* _Brief_: Copy out the listing exactly.

*** Supplied material ***

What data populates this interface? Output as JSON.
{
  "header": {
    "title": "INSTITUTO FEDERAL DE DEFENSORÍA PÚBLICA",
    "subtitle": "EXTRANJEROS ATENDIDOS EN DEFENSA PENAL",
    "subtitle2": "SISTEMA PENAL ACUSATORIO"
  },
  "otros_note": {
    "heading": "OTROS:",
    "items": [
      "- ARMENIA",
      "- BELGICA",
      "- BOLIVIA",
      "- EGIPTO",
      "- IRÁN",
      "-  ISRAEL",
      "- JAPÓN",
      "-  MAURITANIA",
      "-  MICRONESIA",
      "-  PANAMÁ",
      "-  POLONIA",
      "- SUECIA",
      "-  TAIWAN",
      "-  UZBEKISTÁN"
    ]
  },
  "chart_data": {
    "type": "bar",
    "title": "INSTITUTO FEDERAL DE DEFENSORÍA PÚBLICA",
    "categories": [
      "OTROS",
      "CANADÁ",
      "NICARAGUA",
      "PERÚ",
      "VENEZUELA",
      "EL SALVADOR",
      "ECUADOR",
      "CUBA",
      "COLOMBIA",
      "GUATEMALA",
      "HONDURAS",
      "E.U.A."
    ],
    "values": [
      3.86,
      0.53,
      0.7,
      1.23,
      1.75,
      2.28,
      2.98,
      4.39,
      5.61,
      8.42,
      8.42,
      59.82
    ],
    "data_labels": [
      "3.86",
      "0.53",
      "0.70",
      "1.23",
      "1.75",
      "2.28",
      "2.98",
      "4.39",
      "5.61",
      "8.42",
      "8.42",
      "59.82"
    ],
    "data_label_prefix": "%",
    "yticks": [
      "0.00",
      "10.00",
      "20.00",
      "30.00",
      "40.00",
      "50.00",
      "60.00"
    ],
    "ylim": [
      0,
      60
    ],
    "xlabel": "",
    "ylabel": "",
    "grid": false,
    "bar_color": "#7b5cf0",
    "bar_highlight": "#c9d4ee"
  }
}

***

* _Written response_:
What data populates this interface? Output as JSON.
{
  "header": {
    "title": "INSTITUTO FEDERAL DE DEFENSORÍA PÚBLICA",
    "subtitle": "EXTRANJEROS ATENDIDOS EN DEFENSA PENAL",
    "subtitle2": "SISTEMA PENAL ACUSATORIO"
  },
  "otros_note": {
    "heading": "OTROS:",
    "items": [
      "- ARMENIA",
      "- BELGICA",
      "- BOLIVIA",
      "- EGIPTO",
      "- IRÁN",
      "-  ISRAEL",
      "- JAPÓN",
      "-  MAURITANIA",
      "-  MICRONESIA",
      "-  PANAMÁ",
      "-  POLONIA",
      "- SUECIA",
      "-  TAIWAN",
      "-  UZBEKISTÁN"
    ]
  },
  "chart_data": {
    "type": "bar",
    "title": "INSTITUTO FEDERAL DE DEFENSORÍA PÚBLICA",
    "categories": [
      "OTROS",
      "CANADÁ",
      "NICARAGUA",
      "PERÚ",
      "VENEZUELA",
      "EL SALVADOR",
      "ECUADOR",
      "CUBA",
      "COLOMBIA",
      "GUATEMALA",
      "HONDURAS",
      "E.U.A."
    ],
    "values": [
      3.86,
      0.53,
      0.7,
      1.23,
      1.75,
      2.28,
      2.98,
      4.39,
      5.61,
      8.42,
      8.42,
      59.82
    ],
    "data_labels": [
      "3.86",
      "0.53",
      "0.70",
      "1.23",
      "1.75",
      "2.28",
      "2.98",
      "4.39",
      "5.61",
      "8.42",
      "8.42",
      "59.82"
    ],
    "data_label_prefix": "%",
    "yticks": [
      "0.00",
      "10.00",
      "20.00",
      "30.00",
      "40.00",
      "50.00",
      "60.00"
    ],
    "ylim": [
      0,
      60
    ],
    "xlabel": "",
    "ylabel": "",
    "grid": false,
    "bar_color": "#7b5cf0",
    "bar_highlight": "#c9d4ee"
  }
}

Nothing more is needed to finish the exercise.